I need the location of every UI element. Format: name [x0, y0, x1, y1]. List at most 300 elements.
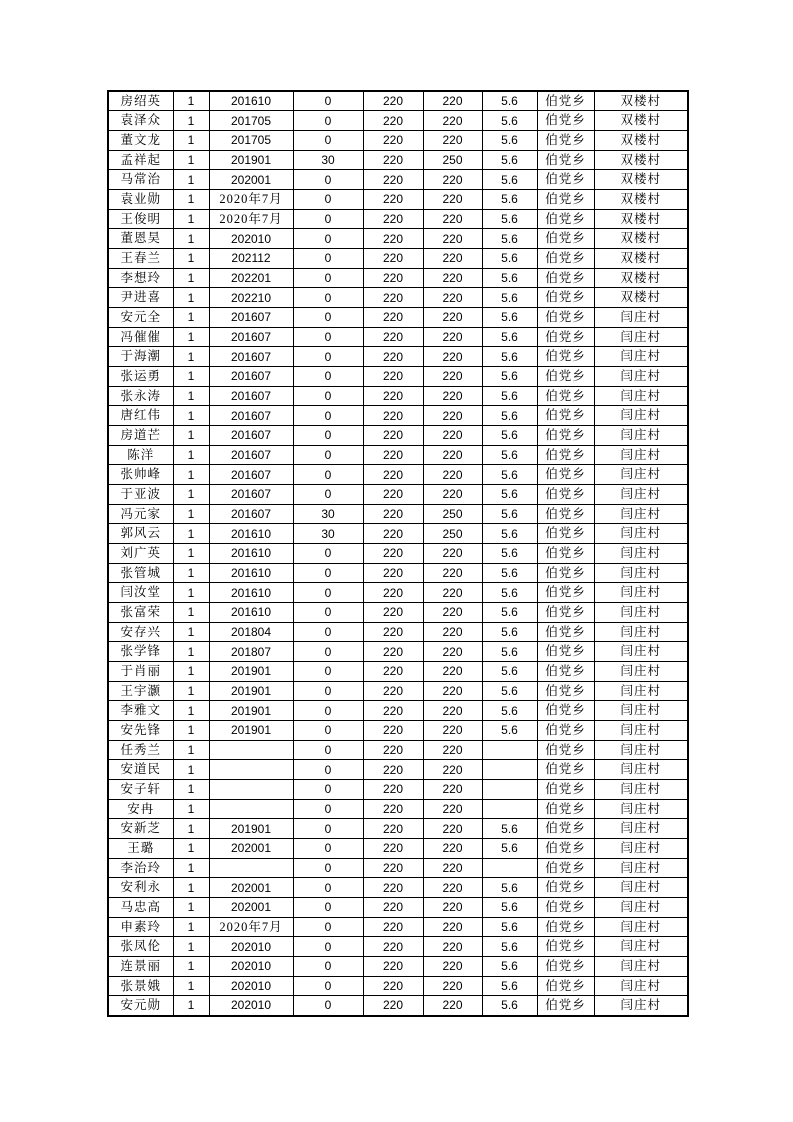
cell-count: 1 — [173, 642, 209, 662]
cell-count: 1 — [173, 445, 209, 465]
cell-village: 双楼村 — [594, 229, 688, 249]
cell-village: 双楼村 — [594, 91, 688, 111]
cell-rate: 5.6 — [482, 386, 537, 406]
cell-period: 201610 — [209, 583, 293, 603]
cell-period: 201901 — [209, 721, 293, 741]
cell-village: 闫庄村 — [594, 976, 688, 996]
cell-person-name: 马忠高 — [108, 898, 173, 918]
cell-total-amount: 220 — [423, 898, 482, 918]
cell-township: 伯党乡 — [537, 366, 594, 386]
cell-total-amount: 220 — [423, 583, 482, 603]
cell-adjust-amount: 0 — [293, 976, 363, 996]
table-row — [108, 661, 688, 681]
cell-person-name: 陈洋 — [108, 445, 173, 465]
cell-period: 201610 — [209, 563, 293, 583]
cell-base-amount: 220 — [363, 661, 423, 681]
cell-total-amount: 220 — [423, 189, 482, 209]
cell-base-amount: 220 — [363, 288, 423, 308]
cell-township: 伯党乡 — [537, 681, 594, 701]
cell-person-name: 于肖丽 — [108, 661, 173, 681]
cell-rate — [482, 780, 537, 800]
cell-period: 201901 — [209, 661, 293, 681]
cell-adjust-amount: 0 — [293, 543, 363, 563]
cell-village: 闫庄村 — [594, 760, 688, 780]
table-row — [108, 170, 688, 190]
cell-count: 1 — [173, 839, 209, 859]
cell-base-amount: 220 — [363, 642, 423, 662]
table-row — [108, 425, 688, 445]
table-row — [108, 130, 688, 150]
cell-total-amount: 250 — [423, 504, 482, 524]
cell-base-amount: 220 — [363, 229, 423, 249]
cell-base-amount: 220 — [363, 248, 423, 268]
payment-table — [107, 90, 689, 1017]
cell-rate: 5.6 — [482, 839, 537, 859]
cell-count: 1 — [173, 780, 209, 800]
cell-rate: 5.6 — [482, 229, 537, 249]
cell-count: 1 — [173, 917, 209, 937]
cell-period: 202010 — [209, 976, 293, 996]
cell-adjust-amount: 0 — [293, 681, 363, 701]
cell-total-amount: 220 — [423, 996, 482, 1016]
cell-person-name: 李雅文 — [108, 701, 173, 721]
cell-person-name: 尹进喜 — [108, 288, 173, 308]
cell-township: 伯党乡 — [537, 858, 594, 878]
cell-rate: 5.6 — [482, 721, 537, 741]
cell-rate: 5.6 — [482, 937, 537, 957]
cell-count: 1 — [173, 543, 209, 563]
cell-total-amount: 220 — [423, 622, 482, 642]
cell-village: 闫庄村 — [594, 347, 688, 367]
cell-count: 1 — [173, 878, 209, 898]
cell-person-name: 张管城 — [108, 563, 173, 583]
cell-township: 伯党乡 — [537, 229, 594, 249]
cell-base-amount: 220 — [363, 957, 423, 977]
cell-count: 1 — [173, 366, 209, 386]
cell-township: 伯党乡 — [537, 721, 594, 741]
cell-rate: 5.6 — [482, 209, 537, 229]
cell-period: 202001 — [209, 898, 293, 918]
cell-rate: 5.6 — [482, 268, 537, 288]
cell-base-amount: 220 — [363, 701, 423, 721]
cell-total-amount: 220 — [423, 957, 482, 977]
cell-township: 伯党乡 — [537, 819, 594, 839]
table-row — [108, 839, 688, 859]
cell-period: 201901 — [209, 681, 293, 701]
cell-rate: 5.6 — [482, 543, 537, 563]
cell-village: 闫庄村 — [594, 307, 688, 327]
cell-adjust-amount: 0 — [293, 307, 363, 327]
cell-township: 伯党乡 — [537, 248, 594, 268]
cell-rate: 5.6 — [482, 819, 537, 839]
cell-period: 202010 — [209, 957, 293, 977]
table-row — [108, 721, 688, 741]
cell-person-name: 房绍英 — [108, 91, 173, 111]
cell-total-amount: 220 — [423, 878, 482, 898]
cell-person-name: 王璐 — [108, 839, 173, 859]
cell-total-amount: 220 — [423, 248, 482, 268]
cell-person-name: 唐红伟 — [108, 406, 173, 426]
cell-total-amount: 220 — [423, 799, 482, 819]
cell-township: 伯党乡 — [537, 583, 594, 603]
cell-count: 1 — [173, 111, 209, 131]
cell-count: 1 — [173, 288, 209, 308]
cell-person-name: 安冉 — [108, 799, 173, 819]
cell-count: 1 — [173, 189, 209, 209]
table-row — [108, 701, 688, 721]
cell-township: 伯党乡 — [537, 917, 594, 937]
cell-person-name: 张运勇 — [108, 366, 173, 386]
cell-total-amount: 220 — [423, 386, 482, 406]
cell-adjust-amount: 0 — [293, 583, 363, 603]
cell-base-amount: 220 — [363, 898, 423, 918]
cell-base-amount: 220 — [363, 976, 423, 996]
table-row — [108, 248, 688, 268]
cell-adjust-amount: 0 — [293, 484, 363, 504]
cell-village: 闫庄村 — [594, 563, 688, 583]
cell-village: 闫庄村 — [594, 996, 688, 1016]
cell-rate: 5.6 — [482, 425, 537, 445]
cell-period: 201610 — [209, 543, 293, 563]
table-row — [108, 937, 688, 957]
cell-count: 1 — [173, 504, 209, 524]
table-body — [108, 91, 688, 1016]
table-row — [108, 229, 688, 249]
cell-count: 1 — [173, 721, 209, 741]
cell-village: 闫庄村 — [594, 622, 688, 642]
cell-adjust-amount: 30 — [293, 150, 363, 170]
cell-count: 1 — [173, 406, 209, 426]
cell-person-name: 刘广英 — [108, 543, 173, 563]
cell-total-amount: 220 — [423, 760, 482, 780]
cell-adjust-amount: 30 — [293, 504, 363, 524]
cell-person-name: 李想玲 — [108, 268, 173, 288]
cell-township: 伯党乡 — [537, 563, 594, 583]
cell-township: 伯党乡 — [537, 209, 594, 229]
table-row — [108, 642, 688, 662]
cell-count: 1 — [173, 347, 209, 367]
cell-adjust-amount: 0 — [293, 996, 363, 1016]
cell-person-name: 张景娥 — [108, 976, 173, 996]
cell-period: 201901 — [209, 150, 293, 170]
cell-person-name: 于亚波 — [108, 484, 173, 504]
cell-rate: 5.6 — [482, 563, 537, 583]
cell-township: 伯党乡 — [537, 268, 594, 288]
cell-village: 双楼村 — [594, 288, 688, 308]
cell-rate: 5.6 — [482, 111, 537, 131]
cell-village: 闫庄村 — [594, 858, 688, 878]
cell-rate: 5.6 — [482, 366, 537, 386]
cell-township: 伯党乡 — [537, 130, 594, 150]
cell-count: 1 — [173, 465, 209, 485]
cell-base-amount: 220 — [363, 366, 423, 386]
cell-person-name: 李治玲 — [108, 858, 173, 878]
cell-period: 201607 — [209, 366, 293, 386]
cell-person-name: 王宇灏 — [108, 681, 173, 701]
cell-person-name: 安元勋 — [108, 996, 173, 1016]
cell-count: 1 — [173, 484, 209, 504]
cell-village: 双楼村 — [594, 248, 688, 268]
cell-person-name: 冯催催 — [108, 327, 173, 347]
cell-person-name: 冯元家 — [108, 504, 173, 524]
cell-village: 闫庄村 — [594, 799, 688, 819]
cell-adjust-amount: 0 — [293, 878, 363, 898]
cell-base-amount: 220 — [363, 740, 423, 760]
cell-base-amount: 220 — [363, 268, 423, 288]
cell-village: 闫庄村 — [594, 819, 688, 839]
cell-township: 伯党乡 — [537, 111, 594, 131]
cell-rate: 5.6 — [482, 406, 537, 426]
cell-count: 1 — [173, 898, 209, 918]
cell-village: 闫庄村 — [594, 898, 688, 918]
cell-count: 1 — [173, 327, 209, 347]
cell-base-amount: 220 — [363, 819, 423, 839]
cell-person-name: 郭风云 — [108, 524, 173, 544]
cell-period: 201607 — [209, 386, 293, 406]
cell-adjust-amount: 0 — [293, 661, 363, 681]
cell-township: 伯党乡 — [537, 307, 594, 327]
cell-total-amount: 220 — [423, 347, 482, 367]
cell-township: 伯党乡 — [537, 602, 594, 622]
cell-village: 闫庄村 — [594, 780, 688, 800]
table-row — [108, 366, 688, 386]
cell-base-amount: 220 — [363, 445, 423, 465]
cell-person-name: 安先锋 — [108, 721, 173, 741]
cell-period: 201607 — [209, 406, 293, 426]
cell-adjust-amount: 0 — [293, 858, 363, 878]
cell-adjust-amount: 0 — [293, 898, 363, 918]
table-row — [108, 189, 688, 209]
cell-base-amount: 220 — [363, 327, 423, 347]
cell-township: 伯党乡 — [537, 445, 594, 465]
cell-person-name: 张凤伦 — [108, 937, 173, 957]
cell-period: 201607 — [209, 484, 293, 504]
cell-adjust-amount: 0 — [293, 209, 363, 229]
cell-rate: 5.6 — [482, 996, 537, 1016]
cell-total-amount: 220 — [423, 425, 482, 445]
cell-village: 闫庄村 — [594, 602, 688, 622]
cell-base-amount: 220 — [363, 937, 423, 957]
table-row — [108, 209, 688, 229]
cell-village: 闫庄村 — [594, 583, 688, 603]
cell-person-name: 张学锋 — [108, 642, 173, 662]
cell-person-name: 安利永 — [108, 878, 173, 898]
cell-rate: 5.6 — [482, 170, 537, 190]
cell-total-amount: 220 — [423, 661, 482, 681]
cell-count: 1 — [173, 170, 209, 190]
cell-village: 双楼村 — [594, 130, 688, 150]
cell-village: 闫庄村 — [594, 839, 688, 859]
cell-person-name: 任秀兰 — [108, 740, 173, 760]
table-row — [108, 445, 688, 465]
cell-base-amount: 220 — [363, 839, 423, 859]
cell-count: 1 — [173, 209, 209, 229]
cell-rate: 5.6 — [482, 957, 537, 977]
cell-rate — [482, 858, 537, 878]
cell-rate — [482, 760, 537, 780]
cell-total-amount: 220 — [423, 976, 482, 996]
cell-base-amount: 220 — [363, 386, 423, 406]
cell-rate: 5.6 — [482, 602, 537, 622]
cell-township: 伯党乡 — [537, 976, 594, 996]
cell-adjust-amount: 0 — [293, 229, 363, 249]
cell-count: 1 — [173, 583, 209, 603]
cell-period: 202001 — [209, 839, 293, 859]
cell-township: 伯党乡 — [537, 661, 594, 681]
cell-period: 201610 — [209, 524, 293, 544]
cell-count: 1 — [173, 386, 209, 406]
cell-total-amount: 220 — [423, 288, 482, 308]
table-row — [108, 347, 688, 367]
cell-adjust-amount: 0 — [293, 760, 363, 780]
cell-period: 202010 — [209, 937, 293, 957]
table-row — [108, 150, 688, 170]
table-row — [108, 543, 688, 563]
table-row — [108, 406, 688, 426]
cell-adjust-amount: 0 — [293, 819, 363, 839]
cell-base-amount: 220 — [363, 681, 423, 701]
table-row — [108, 268, 688, 288]
cell-period: 202001 — [209, 170, 293, 190]
table-row — [108, 583, 688, 603]
cell-rate: 5.6 — [482, 189, 537, 209]
table-row — [108, 602, 688, 622]
cell-township: 伯党乡 — [537, 347, 594, 367]
table-row — [108, 917, 688, 937]
cell-base-amount: 220 — [363, 425, 423, 445]
cell-period — [209, 740, 293, 760]
cell-person-name: 房道芒 — [108, 425, 173, 445]
cell-adjust-amount: 0 — [293, 327, 363, 347]
cell-total-amount: 220 — [423, 170, 482, 190]
cell-total-amount: 220 — [423, 484, 482, 504]
cell-adjust-amount: 0 — [293, 917, 363, 937]
cell-rate: 5.6 — [482, 347, 537, 367]
cell-township: 伯党乡 — [537, 996, 594, 1016]
cell-total-amount: 220 — [423, 839, 482, 859]
table-row — [108, 760, 688, 780]
cell-township: 伯党乡 — [537, 189, 594, 209]
table-row — [108, 858, 688, 878]
cell-village: 双楼村 — [594, 150, 688, 170]
cell-count: 1 — [173, 563, 209, 583]
cell-count: 1 — [173, 425, 209, 445]
cell-person-name: 孟祥起 — [108, 150, 173, 170]
cell-person-name: 张帅峰 — [108, 465, 173, 485]
cell-township: 伯党乡 — [537, 504, 594, 524]
cell-village: 双楼村 — [594, 209, 688, 229]
cell-adjust-amount: 0 — [293, 622, 363, 642]
cell-rate: 5.6 — [482, 701, 537, 721]
cell-rate: 5.6 — [482, 465, 537, 485]
cell-period: 202112 — [209, 248, 293, 268]
cell-base-amount: 220 — [363, 170, 423, 190]
cell-total-amount: 220 — [423, 780, 482, 800]
cell-total-amount: 220 — [423, 111, 482, 131]
cell-total-amount: 220 — [423, 563, 482, 583]
cell-count: 1 — [173, 976, 209, 996]
cell-adjust-amount: 0 — [293, 563, 363, 583]
cell-base-amount: 220 — [363, 91, 423, 111]
cell-rate: 5.6 — [482, 484, 537, 504]
cell-rate: 5.6 — [482, 898, 537, 918]
cell-period: 2020年7月 — [209, 189, 293, 209]
cell-village: 闫庄村 — [594, 484, 688, 504]
cell-adjust-amount: 0 — [293, 91, 363, 111]
cell-adjust-amount: 0 — [293, 111, 363, 131]
cell-count: 1 — [173, 740, 209, 760]
cell-period: 201610 — [209, 602, 293, 622]
cell-person-name: 马常治 — [108, 170, 173, 190]
cell-township: 伯党乡 — [537, 524, 594, 544]
cell-rate: 5.6 — [482, 583, 537, 603]
table-row — [108, 740, 688, 760]
cell-township: 伯党乡 — [537, 878, 594, 898]
cell-base-amount: 220 — [363, 799, 423, 819]
cell-village: 闫庄村 — [594, 937, 688, 957]
cell-total-amount: 220 — [423, 819, 482, 839]
cell-rate: 5.6 — [482, 307, 537, 327]
cell-total-amount: 220 — [423, 268, 482, 288]
cell-township: 伯党乡 — [537, 288, 594, 308]
cell-period: 201610 — [209, 91, 293, 111]
cell-total-amount: 220 — [423, 917, 482, 937]
cell-count: 1 — [173, 661, 209, 681]
cell-person-name: 董文龙 — [108, 130, 173, 150]
cell-person-name: 安元全 — [108, 307, 173, 327]
cell-person-name: 王春兰 — [108, 248, 173, 268]
cell-base-amount: 220 — [363, 602, 423, 622]
cell-period — [209, 760, 293, 780]
cell-count: 1 — [173, 760, 209, 780]
cell-count: 1 — [173, 799, 209, 819]
cell-village: 双楼村 — [594, 170, 688, 190]
cell-count: 1 — [173, 996, 209, 1016]
cell-adjust-amount: 0 — [293, 780, 363, 800]
cell-rate — [482, 740, 537, 760]
cell-period: 201607 — [209, 347, 293, 367]
cell-count: 1 — [173, 681, 209, 701]
cell-township: 伯党乡 — [537, 740, 594, 760]
cell-period: 2020年7月 — [209, 209, 293, 229]
table-row — [108, 91, 688, 111]
cell-base-amount: 220 — [363, 996, 423, 1016]
cell-adjust-amount: 30 — [293, 524, 363, 544]
cell-period: 201607 — [209, 327, 293, 347]
cell-period — [209, 799, 293, 819]
cell-base-amount: 220 — [363, 721, 423, 741]
cell-village: 闫庄村 — [594, 386, 688, 406]
cell-rate: 5.6 — [482, 661, 537, 681]
cell-township: 伯党乡 — [537, 327, 594, 347]
table-row — [108, 524, 688, 544]
cell-period: 201705 — [209, 130, 293, 150]
table-row — [108, 819, 688, 839]
cell-total-amount: 220 — [423, 465, 482, 485]
cell-period: 202210 — [209, 288, 293, 308]
cell-base-amount: 220 — [363, 307, 423, 327]
cell-adjust-amount: 0 — [293, 130, 363, 150]
cell-base-amount: 220 — [363, 347, 423, 367]
cell-township: 伯党乡 — [537, 150, 594, 170]
table-row — [108, 878, 688, 898]
cell-count: 1 — [173, 248, 209, 268]
cell-village: 闫庄村 — [594, 425, 688, 445]
cell-village: 闫庄村 — [594, 661, 688, 681]
cell-period: 201607 — [209, 307, 293, 327]
cell-count: 1 — [173, 307, 209, 327]
cell-person-name: 安存兴 — [108, 622, 173, 642]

***

> Brief
Copy the lines of the records above without any change, starting with the line containing "cell-count: 1 — [173, 642, 209, 662]" and ending with the line containing "cell-period: 202010 — [209, 976, 293, 996]", both included.

> Solution for this problem
cell-count: 1 — [173, 642, 209, 662]
cell-count: 1 — [173, 445, 209, 465]
cell-village: 双楼村 — [594, 229, 688, 249]
cell-village: 双楼村 — [594, 91, 688, 111]
cell-rate: 5.6 — [482, 386, 537, 406]
cell-period: 201610 — [209, 583, 293, 603]
cell-period: 201901 — [209, 721, 293, 741]
cell-village: 闫庄村 — [594, 976, 688, 996]
cell-person-name: 马忠高 — [108, 898, 173, 918]
cell-total-amount: 220 — [423, 898, 482, 918]
cell-township: 伯党乡 — [537, 366, 594, 386]
cell-total-amount: 220 — [423, 583, 482, 603]
cell-adjust-amount: 0 — [293, 976, 363, 996]
table-row — [108, 661, 688, 681]
cell-person-name: 陈洋 — [108, 445, 173, 465]
cell-period: 201610 — [209, 563, 293, 583]
cell-base-amount: 220 — [363, 661, 423, 681]
cell-total-amount: 220 — [423, 189, 482, 209]
cell-base-amount: 220 — [363, 288, 423, 308]
cell-township: 伯党乡 — [537, 681, 594, 701]
cell-person-name: 于肖丽 — [108, 661, 173, 681]
cell-rate — [482, 780, 537, 800]
cell-period: 201901 — [209, 661, 293, 681]
cell-adjust-amount: 0 — [293, 543, 363, 563]
cell-village: 闫庄村 — [594, 760, 688, 780]
table-row — [108, 170, 688, 190]
cell-count: 1 — [173, 839, 209, 859]
cell-base-amount: 220 — [363, 642, 423, 662]
table-row — [108, 425, 688, 445]
table-row — [108, 130, 688, 150]
cell-total-amount: 250 — [423, 504, 482, 524]
cell-base-amount: 220 — [363, 229, 423, 249]
cell-base-amount: 220 — [363, 248, 423, 268]
payment-table — [107, 90, 689, 1017]
cell-rate: 5.6 — [482, 839, 537, 859]
cell-count: 1 — [173, 780, 209, 800]
cell-rate: 5.6 — [482, 229, 537, 249]
cell-count: 1 — [173, 917, 209, 937]
cell-period: 202010 — [209, 976, 293, 996]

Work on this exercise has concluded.